▼▼▼

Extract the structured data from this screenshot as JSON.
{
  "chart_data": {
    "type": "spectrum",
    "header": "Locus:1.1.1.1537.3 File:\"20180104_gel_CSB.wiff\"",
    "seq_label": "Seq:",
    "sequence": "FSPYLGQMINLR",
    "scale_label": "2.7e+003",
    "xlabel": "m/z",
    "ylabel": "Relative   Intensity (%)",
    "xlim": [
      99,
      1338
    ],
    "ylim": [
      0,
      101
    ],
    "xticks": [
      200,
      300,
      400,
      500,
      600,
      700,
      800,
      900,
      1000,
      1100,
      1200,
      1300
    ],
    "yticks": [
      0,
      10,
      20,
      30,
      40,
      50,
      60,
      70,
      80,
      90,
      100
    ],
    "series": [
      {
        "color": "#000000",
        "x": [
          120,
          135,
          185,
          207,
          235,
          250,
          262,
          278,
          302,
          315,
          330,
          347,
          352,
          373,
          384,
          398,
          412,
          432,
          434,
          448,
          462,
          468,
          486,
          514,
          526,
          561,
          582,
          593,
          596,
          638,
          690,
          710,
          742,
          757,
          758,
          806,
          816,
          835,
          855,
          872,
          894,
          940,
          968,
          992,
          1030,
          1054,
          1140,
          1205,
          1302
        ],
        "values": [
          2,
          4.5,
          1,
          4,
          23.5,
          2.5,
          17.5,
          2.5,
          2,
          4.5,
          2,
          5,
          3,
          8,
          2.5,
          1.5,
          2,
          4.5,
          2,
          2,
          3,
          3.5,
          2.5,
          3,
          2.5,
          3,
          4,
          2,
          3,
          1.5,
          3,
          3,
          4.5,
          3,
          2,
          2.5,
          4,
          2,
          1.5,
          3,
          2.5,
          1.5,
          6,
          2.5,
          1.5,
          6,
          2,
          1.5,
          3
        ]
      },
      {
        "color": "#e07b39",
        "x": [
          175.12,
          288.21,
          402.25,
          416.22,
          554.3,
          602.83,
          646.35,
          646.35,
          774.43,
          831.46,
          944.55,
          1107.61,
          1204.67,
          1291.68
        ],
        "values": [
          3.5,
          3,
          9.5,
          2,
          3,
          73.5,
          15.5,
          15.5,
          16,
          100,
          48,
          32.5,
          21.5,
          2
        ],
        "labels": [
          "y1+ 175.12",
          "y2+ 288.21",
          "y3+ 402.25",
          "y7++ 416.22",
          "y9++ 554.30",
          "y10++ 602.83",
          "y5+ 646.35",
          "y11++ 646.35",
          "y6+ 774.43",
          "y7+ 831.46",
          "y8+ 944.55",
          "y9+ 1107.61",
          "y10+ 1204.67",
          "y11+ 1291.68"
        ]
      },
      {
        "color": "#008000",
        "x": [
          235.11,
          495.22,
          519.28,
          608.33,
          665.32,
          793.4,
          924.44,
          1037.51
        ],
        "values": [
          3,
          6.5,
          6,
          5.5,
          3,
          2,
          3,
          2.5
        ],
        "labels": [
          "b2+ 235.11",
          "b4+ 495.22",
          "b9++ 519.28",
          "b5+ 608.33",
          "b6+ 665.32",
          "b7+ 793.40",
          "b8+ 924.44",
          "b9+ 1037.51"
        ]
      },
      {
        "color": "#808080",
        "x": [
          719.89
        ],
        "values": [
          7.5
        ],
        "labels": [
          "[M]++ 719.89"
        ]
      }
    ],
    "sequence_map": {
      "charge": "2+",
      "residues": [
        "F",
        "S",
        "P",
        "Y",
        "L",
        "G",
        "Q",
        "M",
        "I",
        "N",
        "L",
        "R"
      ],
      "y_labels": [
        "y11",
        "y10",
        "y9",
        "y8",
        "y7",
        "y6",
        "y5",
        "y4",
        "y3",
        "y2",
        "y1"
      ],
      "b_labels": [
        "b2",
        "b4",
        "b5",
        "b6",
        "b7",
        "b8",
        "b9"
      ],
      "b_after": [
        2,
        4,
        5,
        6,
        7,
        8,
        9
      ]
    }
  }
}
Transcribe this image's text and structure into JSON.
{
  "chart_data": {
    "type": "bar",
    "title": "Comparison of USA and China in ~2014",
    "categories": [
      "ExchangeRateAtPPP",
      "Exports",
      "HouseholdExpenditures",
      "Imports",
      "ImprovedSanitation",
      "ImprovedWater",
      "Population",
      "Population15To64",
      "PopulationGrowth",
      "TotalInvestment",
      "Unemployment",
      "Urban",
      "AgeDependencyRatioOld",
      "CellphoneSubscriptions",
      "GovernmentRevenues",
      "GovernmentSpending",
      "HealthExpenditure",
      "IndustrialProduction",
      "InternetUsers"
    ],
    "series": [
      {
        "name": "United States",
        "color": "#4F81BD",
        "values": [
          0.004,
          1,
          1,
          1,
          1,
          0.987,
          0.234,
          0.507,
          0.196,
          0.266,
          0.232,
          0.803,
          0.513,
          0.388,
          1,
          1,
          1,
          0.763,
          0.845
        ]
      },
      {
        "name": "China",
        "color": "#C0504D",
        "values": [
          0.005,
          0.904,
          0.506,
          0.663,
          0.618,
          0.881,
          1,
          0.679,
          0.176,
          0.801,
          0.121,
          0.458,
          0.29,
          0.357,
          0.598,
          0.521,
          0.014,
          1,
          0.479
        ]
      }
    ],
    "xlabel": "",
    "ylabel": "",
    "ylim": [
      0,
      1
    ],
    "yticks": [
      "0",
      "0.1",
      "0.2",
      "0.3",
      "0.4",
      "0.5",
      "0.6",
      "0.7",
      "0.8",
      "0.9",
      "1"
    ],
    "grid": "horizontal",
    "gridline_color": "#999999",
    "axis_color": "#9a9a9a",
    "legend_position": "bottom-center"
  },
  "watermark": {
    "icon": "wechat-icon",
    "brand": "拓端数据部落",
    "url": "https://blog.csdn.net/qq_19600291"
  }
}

▲▲▲

Print every record exactly as it was given.

Extract the structured data from this screenshot as JSON.
{
  "chart_data": {
    "type": "spectrum",
    "header": "Locus:1.1.1.1537.3 File:\"20180104_gel_CSB.wiff\"",
    "seq_label": "Seq:",
    "sequence": "FSPYLGQMINLR",
    "scale_label": "2.7e+003",
    "xlabel": "m/z",
    "ylabel": "Relative   Intensity (%)",
    "xlim": [
      99,
      1338
    ],
    "ylim": [
      0,
      101
    ],
    "xticks": [
      200,
      300,
      400,
      500,
      600,
      700,
      800,
      900,
      1000,
      1100,
      1200,
      1300
    ],
    "yticks": [
      0,
      10,
      20,
      30,
      40,
      50,
      60,
      70,
      80,
      90,
      100
    ],
    "series": [
      {
        "color": "#000000",
        "x": [
          120,
          135,
          185,
          207,
          235,
          250,
          262,
          278,
          302,
          315,
          330,
          347,
          352,
          373,
          384,
          398,
          412,
          432,
          434,
          448,
          462,
          468,
          486,
          514,
          526,
          561,
          582,
          593,
          596,
          638,
          690,
          710,
          742,
          757,
          758,
          806,
          816,
          835,
          855,
          872,
          894,
          940,
          968,
          992,
          1030,
          1054,
          1140,
          1205,
          1302
        ],
        "values": [
          2,
          4.5,
          1,
          4,
          23.5,
          2.5,
          17.5,
          2.5,
          2,
          4.5,
          2,
          5,
          3,
          8,
          2.5,
          1.5,
          2,
          4.5,
          2,
          2,
          3,
          3.5,
          2.5,
          3,
          2.5,
          3,
          4,
          2,
          3,
          1.5,
          3,
          3,
          4.5,
          3,
          2,
          2.5,
          4,
          2,
          1.5,
          3,
          2.5,
          1.5,
          6,
          2.5,
          1.5,
          6,
          2,
          1.5,
          3
        ]
      },
      {
        "color": "#e07b39",
        "x": [
          175.12,
          288.21,
          402.25,
          416.22,
          554.3,
          602.83,
          646.35,
          646.35,
          774.43,
          831.46,
          944.55,
          1107.61,
          1204.67,
          1291.68
        ],
        "values": [
          3.5,
          3,
          9.5,
          2,
          3,
          73.5,
          15.5,
          15.5,
          16,
          100,
          48,
          32.5,
          21.5,
          2
        ],
        "labels": [
          "y1+ 175.12",
          "y2+ 288.21",
          "y3+ 402.25",
          "y7++ 416.22",
          "y9++ 554.30",
          "y10++ 602.83",
          "y5+ 646.35",
          "y11++ 646.35",
          "y6+ 774.43",
          "y7+ 831.46",
          "y8+ 944.55",
          "y9+ 1107.61",
          "y10+ 1204.67",
          "y11+ 1291.68"
        ]
      },
      {
        "color": "#008000",
        "x": [
          235.11,
          495.22,
          519.28,
          608.33,
          665.32,
          793.4,
          924.44,
          1037.51
        ],
        "values": [
          3,
          6.5,
          6,
          5.5,
          3,
          2,
          3,
          2.5
        ],
        "labels": [
          "b2+ 235.11",
          "b4+ 495.22",
          "b9++ 519.28",
          "b5+ 608.33",
          "b6+ 665.32",
          "b7+ 793.40",
          "b8+ 924.44",
          "b9+ 1037.51"
        ]
      },
      {
        "color": "#808080",
        "x": [
          719.89
        ],
        "values": [
          7.5
        ],
        "labels": [
          "[M]++ 719.89"
        ]
      }
    ],
    "sequence_map": {
      "charge": "2+",
      "residues": [
        "F",
        "S",
        "P",
        "Y",
        "L",
        "G",
        "Q",
        "M",
        "I",
        "N",
        "L",
        "R"
      ],
      "y_labels": [
        "y11",
        "y10",
        "y9",
        "y8",
        "y7",
        "y6",
        "y5",
        "y4",
        "y3",
        "y2",
        "y1"
      ],
      "b_labels": [
        "b2",
        "b4",
        "b5",
        "b6",
        "b7",
        "b8",
        "b9"
      ],
      "b_after": [
        2,
        4,
        5,
        6,
        7,
        8,
        9
      ]
    }
  }
}
Transcribe this image's text and structure into JSON.
{
  "chart_data": {
    "type": "bar",
    "title": "Comparison of USA and China in ~2014",
    "categories": [
      "ExchangeRateAtPPP",
      "Exports",
      "HouseholdExpenditures",
      "Imports",
      "ImprovedSanitation",
      "ImprovedWater",
      "Population",
      "Population15To64",
      "PopulationGrowth",
      "TotalInvestment",
      "Unemployment",
      "Urban",
      "AgeDependencyRatioOld",
      "CellphoneSubscriptions",
      "GovernmentRevenues",
      "GovernmentSpending",
      "HealthExpenditure",
      "IndustrialProduction",
      "InternetUsers"
    ],
    "series": [
      {
        "name": "United States",
        "color": "#4F81BD",
        "values": [
          0.004,
          1,
          1,
          1,
          1,
          0.987,
          0.234,
          0.507,
          0.196,
          0.266,
          0.232,
          0.803,
          0.513,
          0.388,
          1,
          1,
          1,
          0.763,
          0.845
        ]
      },
      {
        "name": "China",
        "color": "#C0504D",
        "values": [
          0.005,
          0.904,
          0.506,
          0.663,
          0.618,
          0.881,
          1,
          0.679,
          0.176,
          0.801,
          0.121,
          0.458,
          0.29,
          0.357,
          0.598,
          0.521,
          0.014,
          1,
          0.479
        ]
      }
    ],
    "xlabel": "",
    "ylabel": "",
    "ylim": [
      0,
      1
    ],
    "yticks": [
      "0",
      "0.1",
      "0.2",
      "0.3",
      "0.4",
      "0.5",
      "0.6",
      "0.7",
      "0.8",
      "0.9",
      "1"
    ],
    "grid": "horizontal",
    "gridline_color": "#999999",
    "axis_color": "#9a9a9a",
    "legend_position": "bottom-center"
  },
  "watermark": {
    "icon": "wechat-icon",
    "brand": "拓端数据部落",
    "url": "https://blog.csdn.net/qq_19600291"
  }
}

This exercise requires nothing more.